### Records for the exercise

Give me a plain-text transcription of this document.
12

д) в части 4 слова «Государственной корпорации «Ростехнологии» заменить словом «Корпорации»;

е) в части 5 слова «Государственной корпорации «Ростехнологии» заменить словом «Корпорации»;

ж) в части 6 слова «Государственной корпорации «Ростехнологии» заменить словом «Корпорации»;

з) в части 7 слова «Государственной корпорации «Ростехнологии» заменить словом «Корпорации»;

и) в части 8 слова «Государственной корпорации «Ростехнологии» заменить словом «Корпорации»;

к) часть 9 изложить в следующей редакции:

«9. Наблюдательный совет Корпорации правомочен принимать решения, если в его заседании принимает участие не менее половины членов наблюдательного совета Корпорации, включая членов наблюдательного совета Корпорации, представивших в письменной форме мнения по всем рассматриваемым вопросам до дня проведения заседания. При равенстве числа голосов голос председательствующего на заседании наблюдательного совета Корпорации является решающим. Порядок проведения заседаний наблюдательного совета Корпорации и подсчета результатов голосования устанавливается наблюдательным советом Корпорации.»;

######

Out of the records, collect only those lines that contain the string "Ростехнологии".

Worked answer:
д) в части 4 слова «Государственной корпорации «Ростехнологии» заменить словом «Корпорации»;
е) в части 5 слова «Государственной корпорации «Ростехнологии» заменить словом «Корпорации»;
ж) в части 6 слова «Государственной корпорации «Ростехнологии» заменить словом «Корпорации»;
з) в части 7 слова «Государственной корпорации «Ростехнологии» заменить словом «Корпорации»;
и) в части 8 слова «Государственной корпорации «Ростехнологии» заменить словом «Корпорации»;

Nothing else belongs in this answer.